*Your instructions*: Identify and pull out each line of the entries in which "kapcsolatosan" occurs.

*Entries shown*:
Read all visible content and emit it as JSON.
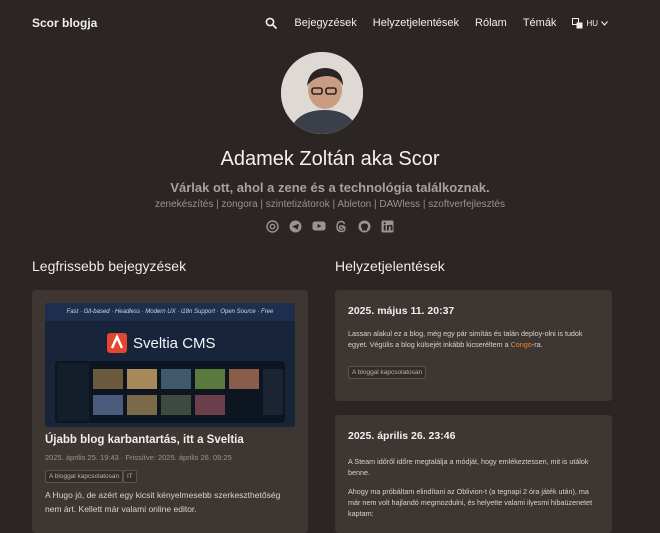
{
  "header": {
    "brand": "Scor blogja",
    "nav": [
      "Bejegyzések",
      "Helyzetjelentések",
      "Rólam",
      "Témák"
    ],
    "lang": "HU"
  },
  "profile": {
    "name": "Adamek Zoltán aka Scor",
    "tagline": "Várlak ott, ahol a zene és a technológia találkoznak.",
    "keywords": "zenekészítés | zongora | szintetizátorok | Ableton | DAWless | szoftverfejlesztés",
    "socials": [
      "at-icon",
      "telegram-icon",
      "youtube-icon",
      "threads-icon",
      "github-icon",
      "linkedin-icon"
    ]
  },
  "latest": {
    "heading": "Legfrissebb bejegyzések",
    "post": {
      "banner_tagline": "Fast · Git-based · Headless · Modern UX · i18n Support · Open Source · Free",
      "banner_title": "Sveltia CMS",
      "title": "Újabb blog karbantartás, itt a Sveltia",
      "meta": "2025. április 25. 19:43 · Frissítve: 2025. április 26. 09:25",
      "tags": [
        "A bloggal kapcsolatosan",
        "IT"
      ],
      "excerpt": "A Hugo jó, de azért egy kicsit kényelmesebb szerkeszthetőség nem árt. Kellett már valami online editor."
    }
  },
  "status": {
    "heading": "Helyzetjelentések",
    "items": [
      {
        "date": "2025. május 11. 20:37",
        "text_before": "Lassan alakul ez a blog, még egy pár simítás és talán deploy-olni is tudok egyet. Végülis a blog külsejét inkább kicseréltem a ",
        "link": "Congo",
        "text_after": "-ra.",
        "tag": "A bloggal kapcsolatosan"
      },
      {
        "date": "2025. április 26. 23:46",
        "p1": "A Steam időről időre megtalálja a módját, hogy emlékeztessen, mit is utálok benne.",
        "p2": "Ahogy ma próbáltam elindítani az Oblivion-t (a tegnapi 2 óra játék után), ma már nem volt hajlandó megmozdulni, és helyette valami ilyesmi hibaüzenetet kaptam:"
      }
    ]
  },
  "colors": {
    "background": "#2b2523",
    "card": "#3d3633",
    "accent_link": "#f08a24",
    "banner_red": "#e4472f"
  }
}
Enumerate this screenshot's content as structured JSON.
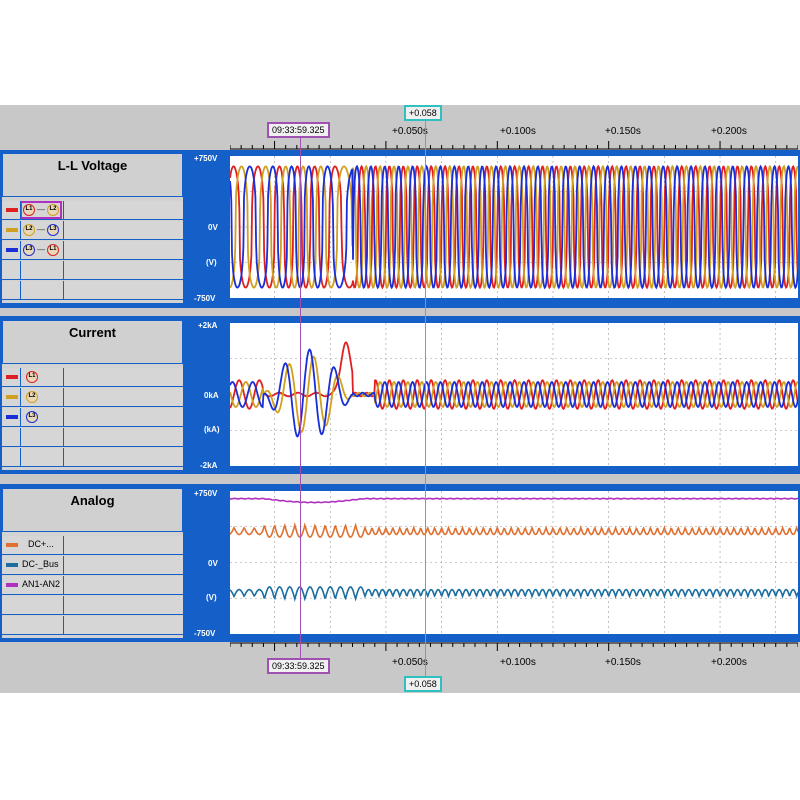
{
  "top_axis": {
    "ticks": [
      "+0.050s",
      "+0.100s",
      "+0.150s",
      "+0.200s"
    ]
  },
  "bottom_axis": {
    "ticks": [
      "+0.050s",
      "+0.100s",
      "+0.150s",
      "+0.200s"
    ]
  },
  "markers": {
    "time_cursor": "09:33:59.325",
    "delta_cursor": "+0.058",
    "time_cursor_color": "#a050b0",
    "delta_cursor_color": "#30c0c0"
  },
  "panels": [
    {
      "title": "L-L Voltage",
      "y_top": "+750V",
      "y_mid": "0V",
      "y_unit": "(V)",
      "y_bottom": "-750V",
      "legend": [
        {
          "color": "#e02020",
          "a": "L1",
          "b": "L2",
          "a_color": "#e02020",
          "b_color": "#d0a020"
        },
        {
          "color": "#d0a020",
          "a": "L2",
          "b": "L3",
          "a_color": "#d0a020",
          "b_color": "#1a2ed8"
        },
        {
          "color": "#1a2ed8",
          "a": "L3",
          "b": "L1",
          "a_color": "#1a2ed8",
          "b_color": "#e02020"
        }
      ]
    },
    {
      "title": "Current",
      "y_top": "+2kA",
      "y_mid": "0kA",
      "y_unit": "(kA)",
      "y_bottom": "-2kA",
      "legend": [
        {
          "color": "#e02020",
          "a": "L1",
          "a_color": "#e02020"
        },
        {
          "color": "#d0a020",
          "a": "L2",
          "a_color": "#d0a020"
        },
        {
          "color": "#1a2ed8",
          "a": "L3",
          "a_color": "#1a2ed8"
        }
      ]
    },
    {
      "title": "Analog",
      "y_top": "+750V",
      "y_mid": "0V",
      "y_unit": "(V)",
      "y_bottom": "-750V",
      "legend": [
        {
          "color": "#e07030",
          "label": "DC+..."
        },
        {
          "color": "#1a6ea0",
          "label": "DC-_Bus"
        },
        {
          "color": "#b030c0",
          "label": "AN1-AN2"
        }
      ]
    }
  ],
  "chart_data": [
    {
      "type": "line",
      "title": "L-L Voltage",
      "xlabel": "",
      "ylabel": "(V)",
      "x_range": [
        -0.02,
        0.235
      ],
      "ylim": [
        -750,
        750
      ],
      "series": [
        {
          "name": "L1 — L2",
          "color": "#e02020",
          "amplitude": 640,
          "frequency_hz": 160
        },
        {
          "name": "L2 — L3",
          "color": "#d0a020",
          "amplitude": 640,
          "frequency_hz": 160
        },
        {
          "name": "L3 — L1",
          "color": "#1a2ed8",
          "amplitude": 640,
          "frequency_hz": 160
        }
      ]
    },
    {
      "type": "line",
      "title": "Current",
      "xlabel": "",
      "ylabel": "(kA)",
      "x_range": [
        -0.02,
        0.235
      ],
      "ylim": [
        -2,
        2
      ],
      "series": [
        {
          "name": "L1",
          "color": "#e02020",
          "amplitude": 0.4,
          "peak": 1.5
        },
        {
          "name": "L2",
          "color": "#d0a020",
          "amplitude": 0.35,
          "peak": 1.2
        },
        {
          "name": "L3",
          "color": "#1a2ed8",
          "amplitude": 0.35,
          "peak": -1.4
        }
      ]
    },
    {
      "type": "line",
      "title": "Analog",
      "xlabel": "",
      "ylabel": "(V)",
      "x_range": [
        -0.02,
        0.235
      ],
      "ylim": [
        -750,
        750
      ],
      "series": [
        {
          "name": "DC+...",
          "color": "#e07030",
          "mean": 330,
          "ripple": 80
        },
        {
          "name": "DC-_Bus",
          "color": "#1a6ea0",
          "mean": -320,
          "ripple": 80
        },
        {
          "name": "AN1-AN2",
          "color": "#b030c0",
          "mean": 670,
          "ripple": 10
        }
      ]
    }
  ]
}
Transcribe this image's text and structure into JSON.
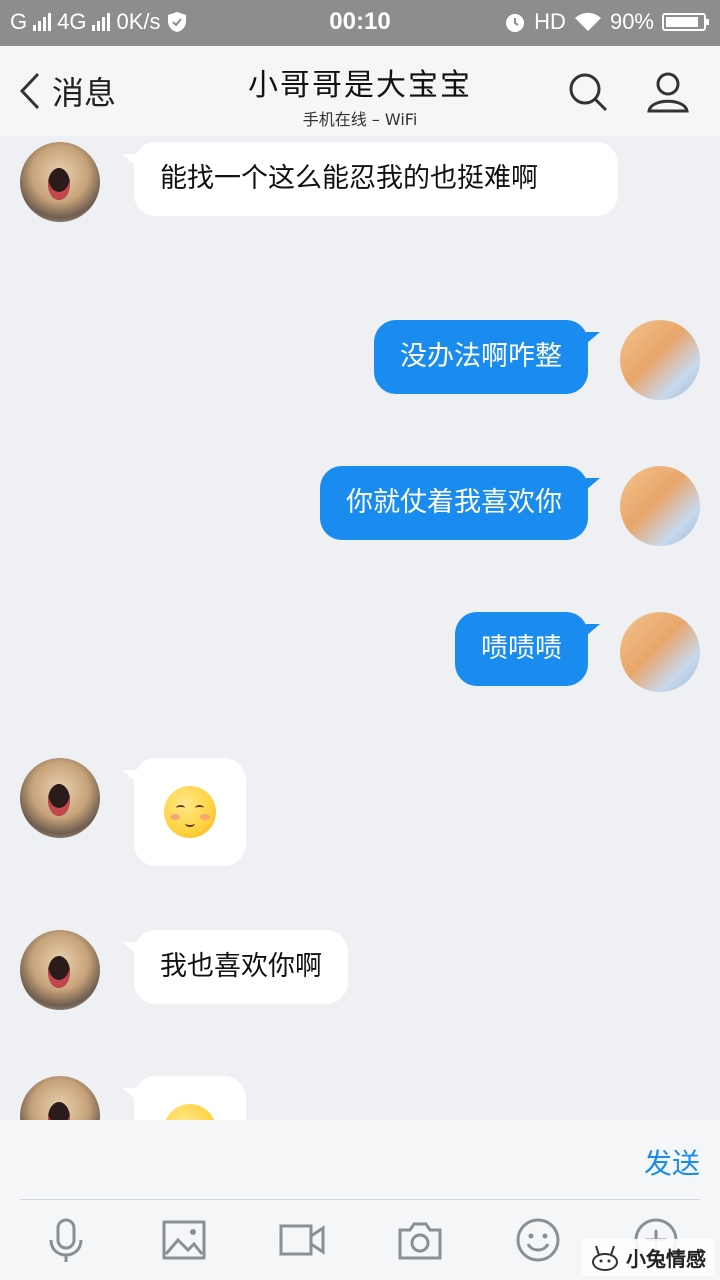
{
  "status_bar": {
    "carrier1": "G",
    "network": "4G",
    "speed": "0K/s",
    "time": "00:10",
    "hd": "HD",
    "battery_percent": "90%",
    "battery_level": 0.9
  },
  "header": {
    "back_label": "消息",
    "contact_name": "小哥哥是大宝宝",
    "status": "手机在线 – WiFi",
    "search_icon": "search-icon",
    "profile_icon": "person-icon"
  },
  "messages": [
    {
      "side": "in",
      "text": "能找一个这么能忍我的也挺难啊"
    },
    {
      "side": "out",
      "text": "没办法啊咋整"
    },
    {
      "side": "out",
      "text": "你就仗着我喜欢你"
    },
    {
      "side": "out",
      "text": "啧啧啧"
    },
    {
      "side": "in",
      "emoji": "shy-smile-emoji"
    },
    {
      "side": "in",
      "text": "我也喜欢你啊"
    },
    {
      "side": "in",
      "emoji": "shy-smile-emoji"
    }
  ],
  "input_bar": {
    "placeholder": "",
    "send_label": "发送"
  },
  "toolbar": {
    "icons": [
      "microphone-icon",
      "image-icon",
      "video-icon",
      "camera-icon",
      "emoji-icon",
      "plus-icon"
    ]
  },
  "watermark": {
    "text": "小兔情感"
  },
  "colors": {
    "accent": "#1a8cf0",
    "background": "#eef0f3",
    "bubble_in": "#ffffff"
  }
}
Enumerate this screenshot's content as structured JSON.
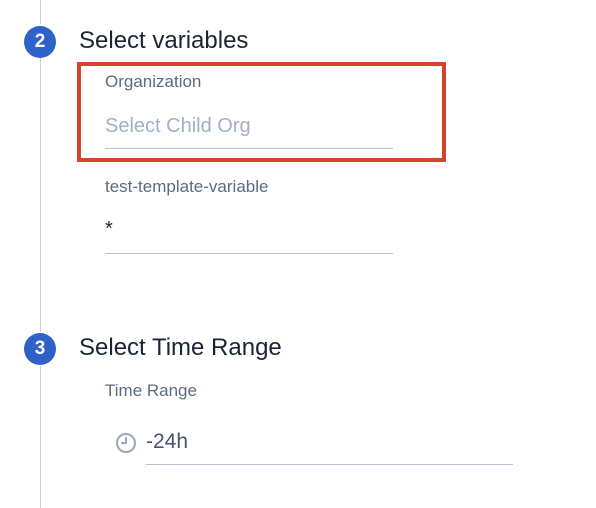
{
  "steps": [
    {
      "number": "2",
      "title": "Select variables",
      "fields": [
        {
          "label": "Organization",
          "placeholder": "Select Child Org",
          "value": ""
        },
        {
          "label": "test-template-variable",
          "value": "*"
        }
      ]
    },
    {
      "number": "3",
      "title": "Select Time Range",
      "fields": [
        {
          "label": "Time Range",
          "value": "-24h",
          "icon": "clock-icon"
        }
      ]
    }
  ],
  "colors": {
    "accent": "#2f62c8",
    "highlight": "#d6412e",
    "label": "#5b6b82",
    "placeholder": "#a3b0c2",
    "title": "#1b2433"
  }
}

*Worked solution*:
        "A bloggal kapcsolatosan",
        "tag": "A bloggal kapcsolatosan"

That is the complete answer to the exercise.